Data entries for graphics:
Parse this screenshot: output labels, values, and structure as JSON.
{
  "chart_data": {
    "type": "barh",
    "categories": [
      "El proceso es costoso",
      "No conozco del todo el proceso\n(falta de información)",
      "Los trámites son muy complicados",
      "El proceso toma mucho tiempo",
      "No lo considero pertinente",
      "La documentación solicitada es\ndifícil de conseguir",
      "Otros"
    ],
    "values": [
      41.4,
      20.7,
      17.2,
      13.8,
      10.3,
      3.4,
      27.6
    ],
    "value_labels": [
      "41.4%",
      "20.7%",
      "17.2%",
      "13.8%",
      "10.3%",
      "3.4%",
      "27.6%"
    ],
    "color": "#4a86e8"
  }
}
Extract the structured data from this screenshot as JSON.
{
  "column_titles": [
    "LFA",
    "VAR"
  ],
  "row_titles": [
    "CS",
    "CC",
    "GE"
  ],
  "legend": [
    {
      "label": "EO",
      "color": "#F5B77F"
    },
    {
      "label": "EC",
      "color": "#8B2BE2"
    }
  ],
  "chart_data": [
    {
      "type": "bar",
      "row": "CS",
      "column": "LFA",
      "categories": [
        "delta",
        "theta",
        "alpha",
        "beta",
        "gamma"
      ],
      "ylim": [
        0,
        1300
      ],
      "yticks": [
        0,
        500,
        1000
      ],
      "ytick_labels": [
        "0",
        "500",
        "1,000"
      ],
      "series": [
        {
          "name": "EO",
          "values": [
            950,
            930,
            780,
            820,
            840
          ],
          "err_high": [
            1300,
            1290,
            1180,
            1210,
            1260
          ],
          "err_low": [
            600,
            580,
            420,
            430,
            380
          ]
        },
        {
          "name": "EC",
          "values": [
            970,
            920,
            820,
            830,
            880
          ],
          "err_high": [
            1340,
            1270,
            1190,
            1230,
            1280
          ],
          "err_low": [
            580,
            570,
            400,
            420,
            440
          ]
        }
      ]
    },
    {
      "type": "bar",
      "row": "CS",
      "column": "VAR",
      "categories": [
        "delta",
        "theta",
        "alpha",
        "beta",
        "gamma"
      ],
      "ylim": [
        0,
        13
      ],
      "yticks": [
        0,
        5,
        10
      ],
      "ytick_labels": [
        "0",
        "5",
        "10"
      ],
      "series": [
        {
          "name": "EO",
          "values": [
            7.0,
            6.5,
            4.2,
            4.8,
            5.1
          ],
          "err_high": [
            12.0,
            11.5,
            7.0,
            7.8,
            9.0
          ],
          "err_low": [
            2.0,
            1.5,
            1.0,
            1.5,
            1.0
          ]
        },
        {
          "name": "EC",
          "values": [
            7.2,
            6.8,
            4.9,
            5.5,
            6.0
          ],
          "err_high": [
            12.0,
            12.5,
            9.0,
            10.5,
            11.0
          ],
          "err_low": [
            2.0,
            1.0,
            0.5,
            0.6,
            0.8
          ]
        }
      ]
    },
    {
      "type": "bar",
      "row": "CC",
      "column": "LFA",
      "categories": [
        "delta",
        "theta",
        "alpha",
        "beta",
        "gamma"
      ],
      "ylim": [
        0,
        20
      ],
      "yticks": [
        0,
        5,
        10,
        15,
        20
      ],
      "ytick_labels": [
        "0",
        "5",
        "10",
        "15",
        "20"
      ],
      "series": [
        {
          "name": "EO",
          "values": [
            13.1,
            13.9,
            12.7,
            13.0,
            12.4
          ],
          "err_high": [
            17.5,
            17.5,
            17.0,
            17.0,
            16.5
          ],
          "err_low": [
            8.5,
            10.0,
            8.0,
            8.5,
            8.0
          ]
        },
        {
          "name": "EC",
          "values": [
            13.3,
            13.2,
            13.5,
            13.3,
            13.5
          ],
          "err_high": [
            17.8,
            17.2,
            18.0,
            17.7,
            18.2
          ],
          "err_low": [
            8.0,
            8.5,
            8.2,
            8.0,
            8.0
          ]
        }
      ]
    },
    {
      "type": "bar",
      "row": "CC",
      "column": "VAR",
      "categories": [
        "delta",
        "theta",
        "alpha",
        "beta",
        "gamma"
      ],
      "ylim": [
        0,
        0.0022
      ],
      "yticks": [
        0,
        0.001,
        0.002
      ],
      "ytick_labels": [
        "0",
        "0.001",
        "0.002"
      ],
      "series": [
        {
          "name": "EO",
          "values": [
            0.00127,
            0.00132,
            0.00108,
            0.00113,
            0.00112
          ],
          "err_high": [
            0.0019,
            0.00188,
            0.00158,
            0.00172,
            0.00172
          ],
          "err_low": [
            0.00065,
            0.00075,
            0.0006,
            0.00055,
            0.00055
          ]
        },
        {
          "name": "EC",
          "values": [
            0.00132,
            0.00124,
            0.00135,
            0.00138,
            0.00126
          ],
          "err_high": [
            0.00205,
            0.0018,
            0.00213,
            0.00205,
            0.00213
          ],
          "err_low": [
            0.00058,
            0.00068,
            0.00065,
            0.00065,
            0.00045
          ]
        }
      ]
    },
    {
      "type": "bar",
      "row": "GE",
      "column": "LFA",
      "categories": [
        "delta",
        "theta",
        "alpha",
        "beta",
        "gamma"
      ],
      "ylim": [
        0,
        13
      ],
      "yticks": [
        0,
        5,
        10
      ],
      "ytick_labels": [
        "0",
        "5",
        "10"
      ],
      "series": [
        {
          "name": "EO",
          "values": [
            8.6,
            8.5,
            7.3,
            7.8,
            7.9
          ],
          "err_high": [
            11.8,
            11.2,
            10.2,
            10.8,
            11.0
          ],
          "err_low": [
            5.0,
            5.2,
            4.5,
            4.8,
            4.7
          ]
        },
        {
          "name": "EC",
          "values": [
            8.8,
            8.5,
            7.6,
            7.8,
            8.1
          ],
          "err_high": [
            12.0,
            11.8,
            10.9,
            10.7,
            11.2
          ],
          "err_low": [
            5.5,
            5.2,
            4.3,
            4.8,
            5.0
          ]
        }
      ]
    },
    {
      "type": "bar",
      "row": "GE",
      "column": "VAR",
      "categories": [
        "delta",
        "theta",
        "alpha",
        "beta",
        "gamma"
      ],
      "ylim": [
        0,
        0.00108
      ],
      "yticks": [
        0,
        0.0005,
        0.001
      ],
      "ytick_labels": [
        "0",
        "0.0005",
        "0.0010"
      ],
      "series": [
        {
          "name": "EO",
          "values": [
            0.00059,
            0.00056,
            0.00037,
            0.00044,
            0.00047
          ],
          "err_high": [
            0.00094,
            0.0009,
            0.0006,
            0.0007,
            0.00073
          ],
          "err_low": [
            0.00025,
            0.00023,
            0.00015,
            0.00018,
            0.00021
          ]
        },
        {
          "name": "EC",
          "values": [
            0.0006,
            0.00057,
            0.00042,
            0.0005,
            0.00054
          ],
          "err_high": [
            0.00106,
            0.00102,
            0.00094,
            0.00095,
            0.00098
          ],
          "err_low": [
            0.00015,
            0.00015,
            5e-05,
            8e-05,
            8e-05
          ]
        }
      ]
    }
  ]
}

▸ What you will do
Retype the listing exactly, in full.

▸ Full answer
Parse this screenshot: output labels, values, and structure as JSON.
{
  "chart_data": {
    "type": "barh",
    "categories": [
      "El proceso es costoso",
      "No conozco del todo el proceso\n(falta de información)",
      "Los trámites son muy complicados",
      "El proceso toma mucho tiempo",
      "No lo considero pertinente",
      "La documentación solicitada es\ndifícil de conseguir",
      "Otros"
    ],
    "values": [
      41.4,
      20.7,
      17.2,
      13.8,
      10.3,
      3.4,
      27.6
    ],
    "value_labels": [
      "41.4%",
      "20.7%",
      "17.2%",
      "13.8%",
      "10.3%",
      "3.4%",
      "27.6%"
    ],
    "color": "#4a86e8"
  }
}
Extract the structured data from this screenshot as JSON.
{
  "column_titles": [
    "LFA",
    "VAR"
  ],
  "row_titles": [
    "CS",
    "CC",
    "GE"
  ],
  "legend": [
    {
      "label": "EO",
      "color": "#F5B77F"
    },
    {
      "label": "EC",
      "color": "#8B2BE2"
    }
  ],
  "chart_data": [
    {
      "type": "bar",
      "row": "CS",
      "column": "LFA",
      "categories": [
        "delta",
        "theta",
        "alpha",
        "beta",
        "gamma"
      ],
      "ylim": [
        0,
        1300
      ],
      "yticks": [
        0,
        500,
        1000
      ],
      "ytick_labels": [
        "0",
        "500",
        "1,000"
      ],
      "series": [
        {
          "name": "EO",
          "values": [
            950,
            930,
            780,
            820,
            840
          ],
          "err_high": [
            1300,
            1290,
            1180,
            1210,
            1260
          ],
          "err_low": [
            600,
            580,
            420,
            430,
            380
          ]
        },
        {
          "name": "EC",
          "values": [
            970,
            920,
            820,
            830,
            880
          ],
          "err_high": [
            1340,
            1270,
            1190,
            1230,
            1280
          ],
          "err_low": [
            580,
            570,
            400,
            420,
            440
          ]
        }
      ]
    },
    {
      "type": "bar",
      "row": "CS",
      "column": "VAR",
      "categories": [
        "delta",
        "theta",
        "alpha",
        "beta",
        "gamma"
      ],
      "ylim": [
        0,
        13
      ],
      "yticks": [
        0,
        5,
        10
      ],
      "ytick_labels": [
        "0",
        "5",
        "10"
      ],
      "series": [
        {
          "name": "EO",
          "values": [
            7.0,
            6.5,
            4.2,
            4.8,
            5.1
          ],
          "err_high": [
            12.0,
            11.5,
            7.0,
            7.8,
            9.0
          ],
          "err_low": [
            2.0,
            1.5,
            1.0,
            1.5,
            1.0
          ]
        },
        {
          "name": "EC",
          "values": [
            7.2,
            6.8,
            4.9,
            5.5,
            6.0
          ],
          "err_high": [
            12.0,
            12.5,
            9.0,
            10.5,
            11.0
          ],
          "err_low": [
            2.0,
            1.0,
            0.5,
            0.6,
            0.8
          ]
        }
      ]
    },
    {
      "type": "bar",
      "row": "CC",
      "column": "LFA",
      "categories": [
        "delta",
        "theta",
        "alpha",
        "beta",
        "gamma"
      ],
      "ylim": [
        0,
        20
      ],
      "yticks": [
        0,
        5,
        10,
        15,
        20
      ],
      "ytick_labels": [
        "0",
        "5",
        "10",
        "15",
        "20"
      ],
      "series": [
        {
          "name": "EO",
          "values": [
            13.1,
            13.9,
            12.7,
            13.0,
            12.4
          ],
          "err_high": [
            17.5,
            17.5,
            17.0,
            17.0,
            16.5
          ],
          "err_low": [
            8.5,
            10.0,
            8.0,
            8.5,
            8.0
          ]
        },
        {
          "name": "EC",
          "values": [
            13.3,
            13.2,
            13.5,
            13.3,
            13.5
          ],
          "err_high": [
            17.8,
            17.2,
            18.0,
            17.7,
            18.2
          ],
          "err_low": [
            8.0,
            8.5,
            8.2,
            8.0,
            8.0
          ]
        }
      ]
    },
    {
      "type": "bar",
      "row": "CC",
      "column": "VAR",
      "categories": [
        "delta",
        "theta",
        "alpha",
        "beta",
        "gamma"
      ],
      "ylim": [
        0,
        0.0022
      ],
      "yticks": [
        0,
        0.001,
        0.002
      ],
      "ytick_labels": [
        "0",
        "0.001",
        "0.002"
      ],
      "series": [
        {
          "name": "EO",
          "values": [
            0.00127,
            0.00132,
            0.00108,
            0.00113,
            0.00112
          ],
          "err_high": [
            0.0019,
            0.00188,
            0.00158,
            0.00172,
            0.00172
          ],
          "err_low": [
            0.00065,
            0.00075,
            0.0006,
            0.00055,
            0.00055
          ]
        },
        {
          "name": "EC",
          "values": [
            0.00132,
            0.00124,
            0.00135,
            0.00138,
            0.00126
          ],
          "err_high": [
            0.00205,
            0.0018,
            0.00213,
            0.00205,
            0.00213
          ],
          "err_low": [
            0.00058,
            0.00068,
            0.00065,
            0.00065,
            0.00045
          ]
        }
      ]
    },
    {
      "type": "bar",
      "row": "GE",
      "column": "LFA",
      "categories": [
        "delta",
        "theta",
        "alpha",
        "beta",
        "gamma"
      ],
      "ylim": [
        0,
        13
      ],
      "yticks": [
        0,
        5,
        10
      ],
      "ytick_labels": [
        "0",
        "5",
        "10"
      ],
      "series": [
        {
          "name": "EO",
          "values": [
            8.6,
            8.5,
            7.3,
            7.8,
            7.9
          ],
          "err_high": [
            11.8,
            11.2,
            10.2,
            10.8,
            11.0
          ],
          "err_low": [
            5.0,
            5.2,
            4.5,
            4.8,
            4.7
          ]
        },
        {
          "name": "EC",
          "values": [
            8.8,
            8.5,
            7.6,
            7.8,
            8.1
          ],
          "err_high": [
            12.0,
            11.8,
            10.9,
            10.7,
            11.2
          ],
          "err_low": [
            5.5,
            5.2,
            4.3,
            4.8,
            5.0
          ]
        }
      ]
    },
    {
      "type": "bar",
      "row": "GE",
      "column": "VAR",
      "categories": [
        "delta",
        "theta",
        "alpha",
        "beta",
        "gamma"
      ],
      "ylim": [
        0,
        0.00108
      ],
      "yticks": [
        0,
        0.0005,
        0.001
      ],
      "ytick_labels": [
        "0",
        "0.0005",
        "0.0010"
      ],
      "series": [
        {
          "name": "EO",
          "values": [
            0.00059,
            0.00056,
            0.00037,
            0.00044,
            0.00047
          ],
          "err_high": [
            0.00094,
            0.0009,
            0.0006,
            0.0007,
            0.00073
          ],
          "err_low": [
            0.00025,
            0.00023,
            0.00015,
            0.00018,
            0.00021
          ]
        },
        {
          "name": "EC",
          "values": [
            0.0006,
            0.00057,
            0.00042,
            0.0005,
            0.00054
          ],
          "err_high": [
            0.00106,
            0.00102,
            0.00094,
            0.00095,
            0.00098
          ],
          "err_low": [
            0.00015,
            0.00015,
            5e-05,
            8e-05,
            8e-05
          ]
        }
      ]
    }
  ]
}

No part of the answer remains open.